> **Exercise details**: Go through the entries below and pick out every line with "bastante".

> **Data supplied**:
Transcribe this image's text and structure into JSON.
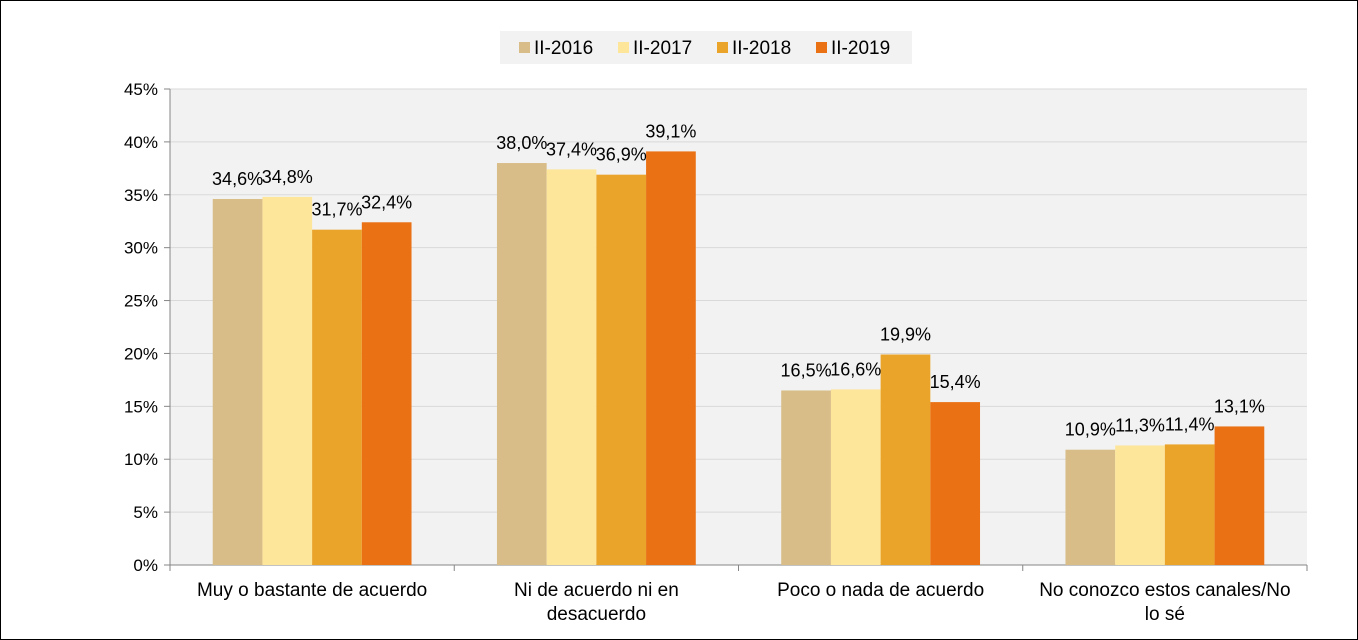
{
  "chart_data": {
    "type": "bar",
    "categories": [
      "Muy o bastante de acuerdo",
      "Ni de acuerdo ni en desacuerdo",
      "Poco o nada de acuerdo",
      "No conozco estos canales/No lo sé"
    ],
    "category_lines": [
      [
        "Muy o bastante de acuerdo"
      ],
      [
        "Ni de acuerdo ni en",
        "desacuerdo"
      ],
      [
        "Poco o nada de acuerdo"
      ],
      [
        "No conozco estos canales/No",
        "lo sé"
      ]
    ],
    "series": [
      {
        "name": "II-2016",
        "color": "#d9bd88",
        "values": [
          34.6,
          38.0,
          16.5,
          10.9
        ],
        "labels": [
          "34,6%",
          "38,0%",
          "16,5%",
          "10,9%"
        ]
      },
      {
        "name": "II-2017",
        "color": "#fde59a",
        "values": [
          34.8,
          37.4,
          16.6,
          11.3
        ],
        "labels": [
          "34,8%",
          "37,4%",
          "16,6%",
          "11,3%"
        ]
      },
      {
        "name": "II-2018",
        "color": "#eba42a",
        "values": [
          31.7,
          36.9,
          19.9,
          11.4
        ],
        "labels": [
          "31,7%",
          "36,9%",
          "19,9%",
          "11,4%"
        ]
      },
      {
        "name": "II-2019",
        "color": "#ea7114",
        "values": [
          32.4,
          39.1,
          15.4,
          13.1
        ],
        "labels": [
          "32,4%",
          "39,1%",
          "15,4%",
          "13,1%"
        ]
      }
    ],
    "ylim": [
      0,
      45
    ],
    "yticks": [
      0,
      5,
      10,
      15,
      20,
      25,
      30,
      35,
      40,
      45
    ],
    "ytick_labels": [
      "0%",
      "5%",
      "10%",
      "15%",
      "20%",
      "25%",
      "30%",
      "35%",
      "40%",
      "45%"
    ],
    "grid": true,
    "legend_position": "top-center",
    "title": "",
    "xlabel": "",
    "ylabel": ""
  }
}
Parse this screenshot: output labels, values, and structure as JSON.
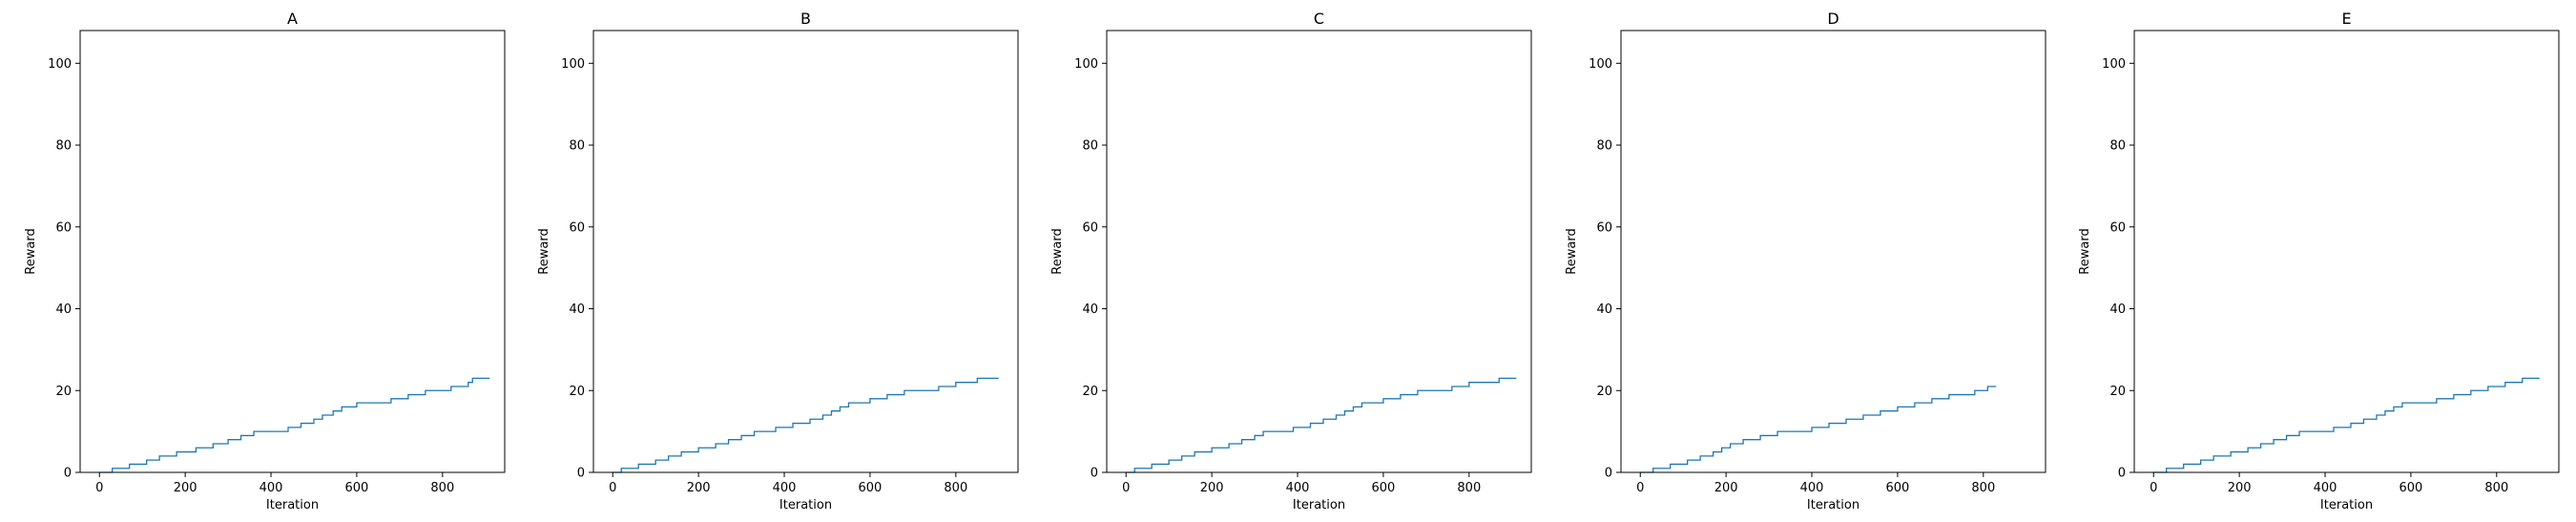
{
  "chart_data": [
    {
      "type": "line",
      "drawstyle": "steps-post",
      "title": "A",
      "xlabel": "Iteration",
      "ylabel": "Reward",
      "xlim": [
        -45,
        945
      ],
      "ylim": [
        0,
        108
      ],
      "xticks": [
        0,
        200,
        400,
        600,
        800
      ],
      "yticks": [
        0,
        20,
        40,
        60,
        80,
        100
      ],
      "grid": false,
      "line_color": "#1f77b4",
      "series": [
        {
          "x": [
            0,
            30,
            70,
            110,
            140,
            180,
            225,
            265,
            300,
            330,
            360,
            400,
            440,
            470,
            500,
            520,
            545,
            565,
            600,
            640,
            680,
            720,
            760,
            800,
            820,
            860,
            870,
            910
          ],
          "y": [
            0,
            1,
            2,
            3,
            4,
            5,
            6,
            7,
            8,
            9,
            10,
            10,
            11,
            12,
            13,
            14,
            15,
            16,
            17,
            17,
            18,
            19,
            20,
            20,
            21,
            22,
            23,
            23
          ]
        }
      ]
    },
    {
      "type": "line",
      "drawstyle": "steps-post",
      "title": "B",
      "xlabel": "Iteration",
      "ylabel": "Reward",
      "xlim": [
        -45,
        945
      ],
      "ylim": [
        0,
        108
      ],
      "xticks": [
        0,
        200,
        400,
        600,
        800
      ],
      "yticks": [
        0,
        20,
        40,
        60,
        80,
        100
      ],
      "grid": false,
      "line_color": "#1f77b4",
      "series": [
        {
          "x": [
            0,
            20,
            60,
            100,
            130,
            160,
            200,
            240,
            270,
            300,
            330,
            350,
            380,
            420,
            460,
            490,
            510,
            530,
            550,
            580,
            600,
            640,
            680,
            720,
            760,
            800,
            820,
            850,
            880,
            900
          ],
          "y": [
            0,
            1,
            2,
            3,
            4,
            5,
            6,
            7,
            8,
            9,
            10,
            10,
            11,
            12,
            13,
            14,
            15,
            16,
            17,
            17,
            18,
            19,
            20,
            20,
            21,
            22,
            22,
            23,
            23,
            23
          ]
        }
      ]
    },
    {
      "type": "line",
      "drawstyle": "steps-post",
      "title": "C",
      "xlabel": "Iteration",
      "ylabel": "Reward",
      "xlim": [
        -45,
        945
      ],
      "ylim": [
        0,
        108
      ],
      "xticks": [
        0,
        200,
        400,
        600,
        800
      ],
      "yticks": [
        0,
        20,
        40,
        60,
        80,
        100
      ],
      "grid": false,
      "line_color": "#1f77b4",
      "series": [
        {
          "x": [
            0,
            20,
            60,
            100,
            130,
            160,
            200,
            240,
            270,
            300,
            320,
            350,
            390,
            430,
            460,
            490,
            510,
            530,
            550,
            570,
            600,
            640,
            680,
            720,
            760,
            800,
            840,
            870,
            910
          ],
          "y": [
            0,
            1,
            2,
            3,
            4,
            5,
            6,
            7,
            8,
            9,
            10,
            10,
            11,
            12,
            13,
            14,
            15,
            16,
            17,
            17,
            18,
            19,
            20,
            20,
            21,
            22,
            22,
            23,
            23
          ]
        }
      ]
    },
    {
      "type": "line",
      "drawstyle": "steps-post",
      "title": "D",
      "xlabel": "Iteration",
      "ylabel": "Reward",
      "xlim": [
        -45,
        945
      ],
      "ylim": [
        0,
        108
      ],
      "xticks": [
        0,
        200,
        400,
        600,
        800
      ],
      "yticks": [
        0,
        20,
        40,
        60,
        80,
        100
      ],
      "grid": false,
      "line_color": "#1f77b4",
      "series": [
        {
          "x": [
            0,
            30,
            70,
            110,
            140,
            170,
            190,
            210,
            240,
            280,
            320,
            360,
            400,
            440,
            480,
            520,
            560,
            600,
            640,
            680,
            720,
            760,
            780,
            810,
            830
          ],
          "y": [
            0,
            1,
            2,
            3,
            4,
            5,
            6,
            7,
            8,
            9,
            10,
            10,
            11,
            12,
            13,
            14,
            15,
            16,
            17,
            18,
            19,
            19,
            20,
            21,
            21
          ]
        }
      ]
    },
    {
      "type": "line",
      "drawstyle": "steps-post",
      "title": "E",
      "xlabel": "Iteration",
      "ylabel": "Reward",
      "xlim": [
        -45,
        945
      ],
      "ylim": [
        0,
        108
      ],
      "xticks": [
        0,
        200,
        400,
        600,
        800
      ],
      "yticks": [
        0,
        20,
        40,
        60,
        80,
        100
      ],
      "grid": false,
      "line_color": "#1f77b4",
      "series": [
        {
          "x": [
            0,
            30,
            70,
            110,
            140,
            180,
            220,
            250,
            280,
            310,
            340,
            380,
            420,
            460,
            490,
            520,
            540,
            560,
            580,
            620,
            660,
            700,
            740,
            780,
            820,
            860,
            900
          ],
          "y": [
            0,
            1,
            2,
            3,
            4,
            5,
            6,
            7,
            8,
            9,
            10,
            10,
            11,
            12,
            13,
            14,
            15,
            16,
            17,
            17,
            18,
            19,
            20,
            21,
            22,
            23,
            23
          ]
        }
      ]
    }
  ]
}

> **Result of this exercise**:
      "Muy o bastante de acuerdo",
        "Muy o bastante de acuerdo"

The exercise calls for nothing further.